→ **READING PASSAGE**
________________
Background:
I always wanted a swarm army - but the biggest drawback was the time needed to paint them. Then the glorious dipping method came out. However, the typical dipping method was still too much work - it required either repeatedly flinging a model to get the dip off (or attaching each model to drill and spinning the dip off). I was too lazy for the first method and not technically skilled enough to jury-rig my electric drill for the second method. So I had a major dilemma which stopped me from my dream of a Tyranid swarm army.
Then one day I was mixing a delicious glass of Ovaltine with my "Aerolatte Milk Frother" and had an idea.... So now I present "Mezmaron's Easy Dipping Method" for your enjoyment.
Materials:
1) Milk Frother (the "Spinner") - used to spin the models after dipping. I removed the rings on the end of it. No more making any delicious frothed beverages with this sucker!
2) Wax Paper - used to set dipped models upon to dry.
3) MinWax PolyShade - the dipping media.
4) Binder Clips - used to clip the model to the spinner.
5) Cardboard Box - used to spin the models within.
________________
→ **STORED RECORDS**
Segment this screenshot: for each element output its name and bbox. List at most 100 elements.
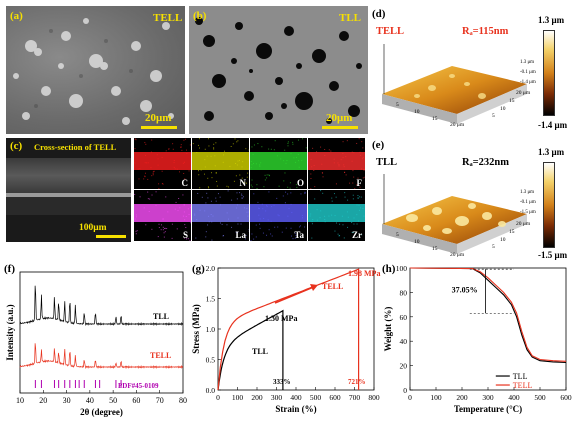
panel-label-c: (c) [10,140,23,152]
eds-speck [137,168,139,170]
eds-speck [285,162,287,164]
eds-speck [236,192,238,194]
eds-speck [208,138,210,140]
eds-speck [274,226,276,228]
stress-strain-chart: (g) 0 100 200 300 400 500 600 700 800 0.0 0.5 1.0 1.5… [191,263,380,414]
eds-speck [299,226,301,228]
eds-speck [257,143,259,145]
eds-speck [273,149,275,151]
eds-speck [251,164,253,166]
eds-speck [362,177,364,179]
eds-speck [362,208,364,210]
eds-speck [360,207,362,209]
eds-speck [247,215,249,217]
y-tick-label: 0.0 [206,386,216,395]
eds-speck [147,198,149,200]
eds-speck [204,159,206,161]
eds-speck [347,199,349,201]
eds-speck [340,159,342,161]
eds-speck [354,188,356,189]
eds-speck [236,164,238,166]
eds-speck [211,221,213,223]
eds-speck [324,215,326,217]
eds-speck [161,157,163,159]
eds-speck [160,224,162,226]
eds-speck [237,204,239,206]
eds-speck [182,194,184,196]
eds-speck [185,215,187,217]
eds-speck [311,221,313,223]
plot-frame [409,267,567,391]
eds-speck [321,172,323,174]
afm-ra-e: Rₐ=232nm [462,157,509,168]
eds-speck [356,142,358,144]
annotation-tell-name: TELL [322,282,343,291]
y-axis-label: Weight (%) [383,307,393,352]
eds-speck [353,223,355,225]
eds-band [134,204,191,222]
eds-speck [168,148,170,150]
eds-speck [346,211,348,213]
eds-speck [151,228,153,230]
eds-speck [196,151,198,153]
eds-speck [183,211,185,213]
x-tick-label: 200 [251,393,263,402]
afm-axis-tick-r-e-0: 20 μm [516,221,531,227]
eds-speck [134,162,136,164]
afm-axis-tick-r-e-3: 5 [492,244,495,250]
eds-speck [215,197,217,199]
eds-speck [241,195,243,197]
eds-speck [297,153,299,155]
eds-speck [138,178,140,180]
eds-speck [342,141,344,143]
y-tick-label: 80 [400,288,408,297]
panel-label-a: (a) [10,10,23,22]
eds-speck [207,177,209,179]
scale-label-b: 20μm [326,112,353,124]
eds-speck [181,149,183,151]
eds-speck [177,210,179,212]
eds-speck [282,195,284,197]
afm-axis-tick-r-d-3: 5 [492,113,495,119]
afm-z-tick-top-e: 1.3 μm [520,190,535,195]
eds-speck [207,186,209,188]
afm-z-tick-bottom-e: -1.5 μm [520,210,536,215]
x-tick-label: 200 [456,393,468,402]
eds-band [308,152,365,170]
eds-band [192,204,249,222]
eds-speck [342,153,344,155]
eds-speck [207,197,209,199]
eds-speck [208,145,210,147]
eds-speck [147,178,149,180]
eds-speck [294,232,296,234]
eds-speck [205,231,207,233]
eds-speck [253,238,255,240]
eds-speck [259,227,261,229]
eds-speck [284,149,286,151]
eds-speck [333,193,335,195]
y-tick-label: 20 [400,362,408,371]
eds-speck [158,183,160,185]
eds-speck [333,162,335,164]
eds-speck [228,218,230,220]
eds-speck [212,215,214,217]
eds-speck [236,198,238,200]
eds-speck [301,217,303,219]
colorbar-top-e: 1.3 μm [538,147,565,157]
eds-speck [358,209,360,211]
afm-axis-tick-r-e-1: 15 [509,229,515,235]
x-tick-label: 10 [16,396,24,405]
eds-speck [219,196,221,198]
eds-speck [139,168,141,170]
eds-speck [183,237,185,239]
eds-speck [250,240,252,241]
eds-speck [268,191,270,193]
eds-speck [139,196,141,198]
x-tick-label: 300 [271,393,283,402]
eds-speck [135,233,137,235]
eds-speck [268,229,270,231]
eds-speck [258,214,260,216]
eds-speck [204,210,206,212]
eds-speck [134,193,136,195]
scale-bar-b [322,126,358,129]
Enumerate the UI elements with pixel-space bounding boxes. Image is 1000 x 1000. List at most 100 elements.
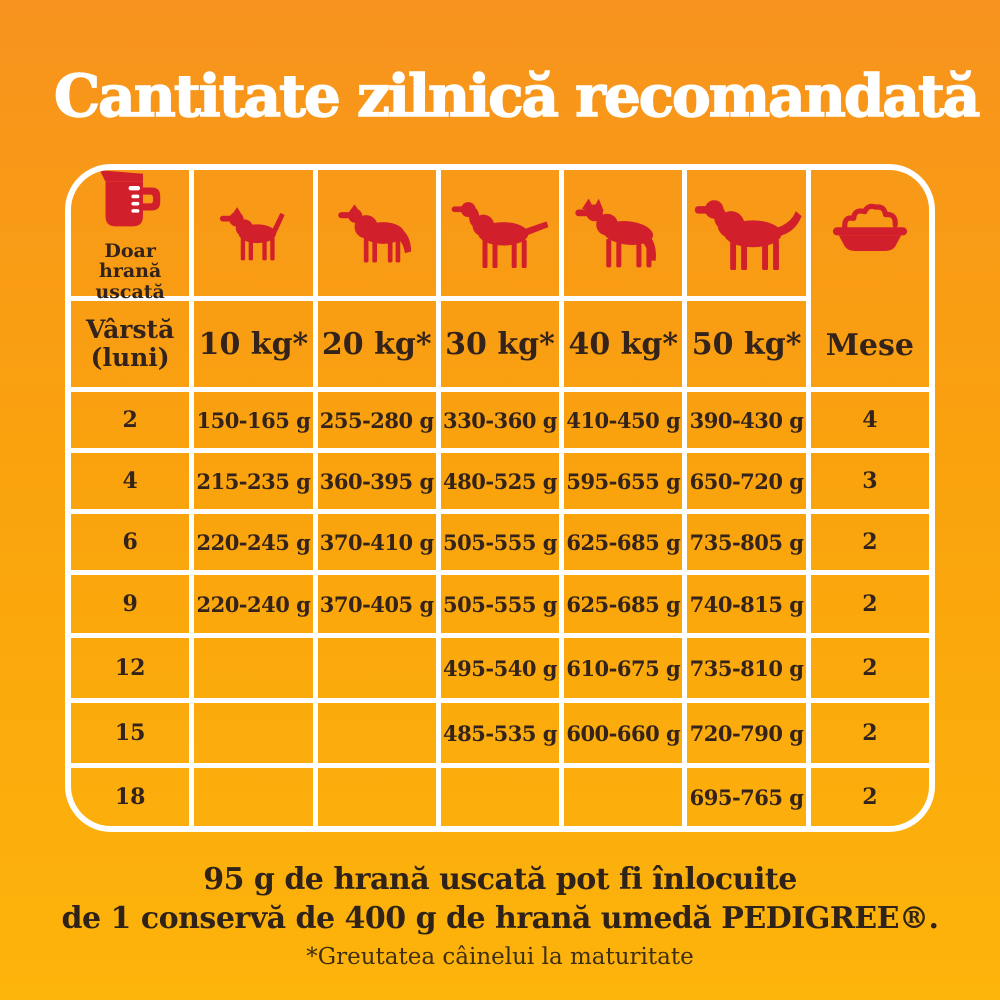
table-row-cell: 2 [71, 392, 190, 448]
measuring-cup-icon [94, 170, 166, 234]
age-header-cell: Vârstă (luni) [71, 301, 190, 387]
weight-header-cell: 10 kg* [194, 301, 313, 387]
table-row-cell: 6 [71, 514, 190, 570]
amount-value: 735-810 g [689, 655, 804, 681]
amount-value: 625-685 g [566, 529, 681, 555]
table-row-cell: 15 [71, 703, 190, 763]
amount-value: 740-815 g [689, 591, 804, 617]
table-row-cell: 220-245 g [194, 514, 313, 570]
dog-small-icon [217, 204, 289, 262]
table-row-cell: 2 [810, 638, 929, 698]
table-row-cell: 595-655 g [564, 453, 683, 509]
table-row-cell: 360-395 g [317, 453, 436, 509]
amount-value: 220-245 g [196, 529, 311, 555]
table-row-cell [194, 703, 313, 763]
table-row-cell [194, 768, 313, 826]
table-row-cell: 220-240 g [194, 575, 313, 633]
________________
→ **EXERCISES**
1 > From the miniature-dipping guide, transcribe the part that opens with the words containing "Then one day" and closes with "with this sucker!".
2 > Render this sentence from the miniature-dipping guide into German: "I was too lazy for the first method and not technically skilled enough to jury-rig my electric drill for the second method."
3 > Resume the miniature-dipping guide after its final line, carrying on in the same voice and format.

→ **ANSWERS PER TASK**
1 >
Then one day I was mixing a delicious glass of Ovaltine with my "Aerolatte Milk Frother" and had an idea.... So now I present "Mezmaron's Easy Dipping Method" for your enjoyment.
Materials:
1) Milk Frother (the "Spinner") - used to spin the models after dipping. I removed the rings on the end of it. No more making any delicious frothed beverages with this sucker!

2 > Ich war zu faul für die erste Methode und technisch nicht geschickt genug, um meine Bohrmaschine für die zweite Methode behelfsmäßig umzubauen.

3 >
Method:
Basically, base, glue, and prime your model as normal. Remember to remove all molding lines (they show up even more once dipped). I painted each model very quickly, with simple colors. First, I primed all the models using GW White primer. Then I painted each model entirely in Vallejo Game Color "Bone White" (this was faster than selectively painting them). Then I added Vallejo Game Color "Gory Red" over the areas that needed it. The eyes were painted with a generic black, then dotted with Vallejo Game Color "Scorpy Green". For Citadel equivalents, I basically used Bleached Bone, Red Gore, and Scorpion Green (now out of print).
I added the "dots" on the Gene-stealers with a brown Sharpie Permanent Ultra Fine Tip marker. I found that was much faster than painting on the dots, (like 15 seconds each model)....
Once dry, simply clip the model's base to the spinner, dip the model in the Poly-Shade, then un-clip the model and place on the waxed paper. All 96 models took about 80 minutes to dip. They took about 24 hours to completely dry.
Here are some pictures as an example of how I attached the models to the frother.
Before Pictures:
Here are the model prior to dipping.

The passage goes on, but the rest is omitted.